本文:
%%
そのようななかで一人負け状態なのが金融機関だ。日本の好景気は日本銀行のマイナス金利政策が支えているが、この政策は利ざやで稼ぐ金融機関には痛手となる。

メガバンクは最近、相次いで大規模リストラを発表している。稼げないなら人件費を減らして利益を確保しようということだろう。金融機関は賃金が高い業界だ。

ただ、大規模リストラを敢行すれば、人手が足りなくなる。人手不足が社会問題になるなかで、大丈夫なのだろうか。

もちろん金融機関は手を打っている。AI化だ。

AIに人の仕事をさせて、人を減らしても業務が滞らないようにする。

金融機関のAI活用法を紹介する。

銀行_フィンテック

金融機関が置かれている状況

金融機関のAI戦略をみる前に、銀行などが現在どのような状況にあるのか紹介する。

みずほフィナンシャルグループは2017年に、約2万人を2026年度までに減らす方針を発表した。同社社長はこの大規模リストラを行う理由について「10年後には金融機関の姿がまったく変わっている」から、としている。これによりみずほは、経費を1,000億円以上圧縮ができるという。

メガバンクの中でも王者といわれ、財務的にも余裕があるとされていた三菱UFJフィナンシャル・グループも9,500人のリストラ策を明らかにしている。

金融機関がこぞって危機感を強めるのは、日銀のマイナス金利政策のためだ。三菱UFJは2017年の本業の儲け(実質業務純益)が前年より13%減った。みずほに至っては41%減である。

ただ、儲かっていないから人を減らすのでは、余計儲からなくなる可能性がある。それでもリストラを進めるのは、秘策があるからだ。

それはフィンテックとAIである。

フィンテックとはIT化した金融のことで、例えばコンピュータとネットで「お金」をやりとりする仮想通貨はフィンテックの代表格だ。

みずほはAIを使って組織のスリム化を図るとしている。また、金融機関では意外に手作業が多い。それをAIに置き換えると生産性が向上する。

AIは人の代わりに仕事をこなす技術だし、フィンテックは新しい金融商品を生む。人件費を削りながら利益の拡大を目指す金融機関としては、どちらも「渡りに船」というわけである。

これが、金融機関がAIに食指を動かす動機である。

信託銀行なのに手作業だった

フィンテックを持ち出すまでもなく、金融機関といえば国内の全産業のなかで最もITが進んでいるイメージがある。

しかし、みずほグループの金融機関のひとつ、資産管理サービス信託銀行株式会社(TCSB)は、悪い意味でそのイメージを裏切る。というのも、このTCSBではある重要業務がつい最近まで手作業で行われていたのである。

TCSBではデリバティブという金融商品を扱っている。顧客がこの取引をするには証拠金が必要になる。デリバティブ取引で利益が出れば証拠金の残高が増え、損をすると減る。証拠金がなくなったら取引は継続できない。

そのためTCSBは残高を常に確認しておかなければならない。

TCSBのデリバティブ取引の顧客は10社ほどあり、計約30口座にのぼる。TCSBはこの残高チェックを、4人が毎日2時間かけてこなしていたのだ。

なぜ電子化やIT化ができなかったかというと、顧客が自社のフォーマットで報告書をTCSBに提出するからだ。スタッフ4人は30口座分の報告書を読み、必要な数字を拾ってパソコンに入力していた。
%%
課題 1: 本文のうち「これが、金融機関がAIに食指を動かす動機である。」から「そのためTCSBは残高を常に確認しておかなければならない。」までを、両端の語句も含めて書き写してください。
課題 2:
本文について、次の問いに答えてください。
(a) みずほフィナンシャルグループが2026年度までに減らす方針とした人数は何人か。
(b) 三菱UFJフィナンシャル・グループが明らかにしたリストラ策は何人規模か。
(c) TCSBの残高チェックは、何人が毎日何時間かけて行っていたか。

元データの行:
%%
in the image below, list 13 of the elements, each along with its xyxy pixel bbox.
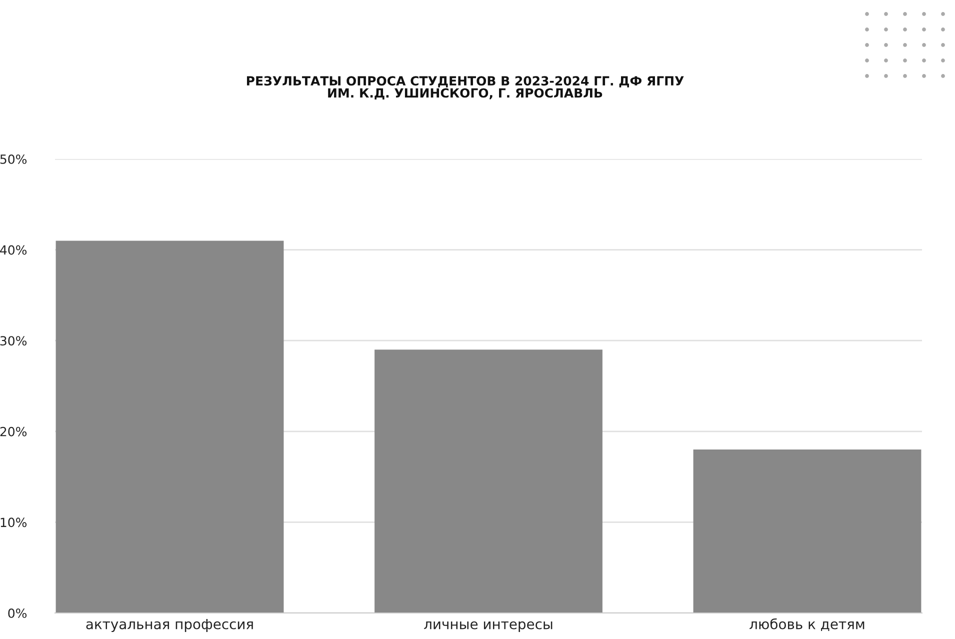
y-tick-label: 30% bbox=[0, 336, 27, 346]
y-tick-label: 40% bbox=[0, 245, 27, 255]
bar bbox=[56, 240, 284, 613]
x-tick-label: личные интересы bbox=[424, 621, 552, 632]
bar bbox=[374, 350, 602, 613]
bar bbox=[693, 450, 922, 613]
chart-title: РЕЗУЛЬТАТЫ ОПРОСА СТУДЕНТОВ В 2023-2024 ГГ. ДФ ЯГПУ ИМ. К.Д. УШИНСКОГО, Г. ЯРОСЛАВЛЬ bbox=[246, 76, 684, 100]
y-tick-label: 10% bbox=[0, 518, 27, 528]
y-tick-label: 50% bbox=[0, 154, 27, 164]
x-tick-label: любовь к детям bbox=[750, 618, 864, 632]
x-tick-label: актуальная профессия bbox=[86, 618, 253, 632]
y-tick-label: 0% bbox=[8, 608, 27, 618]
y-tick-label: 20% bbox=[0, 426, 27, 436]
%%
解答 1:
これが、金融機関がAIに食指を動かす動機である。

信託銀行なのに手作業だった

フィンテックを持ち出すまでもなく、金融機関といえば国内の全産業のなかで最もITが進んでいるイメージがある。

しかし、みずほグループの金融機関のひとつ、資産管理サービス信託銀行株式会社(TCSB)は、悪い意味でそのイメージを裏切る。というのも、このTCSBではある重要業務がつい最近まで手作業で行われていたのである。

TCSBではデリバティブという金融商品を扱っている。顧客がこの取引をするには証拠金が必要になる。デリバティブ取引で利益が出れば証拠金の残高が増え、損をすると減る。証拠金がなくなったら取引は継続できない。

そのためTCSBは残高を常に確認しておかなければならない。

解答 2:
(a) 約2万人
(b) 9,500人
(c) 4人が毎日2時間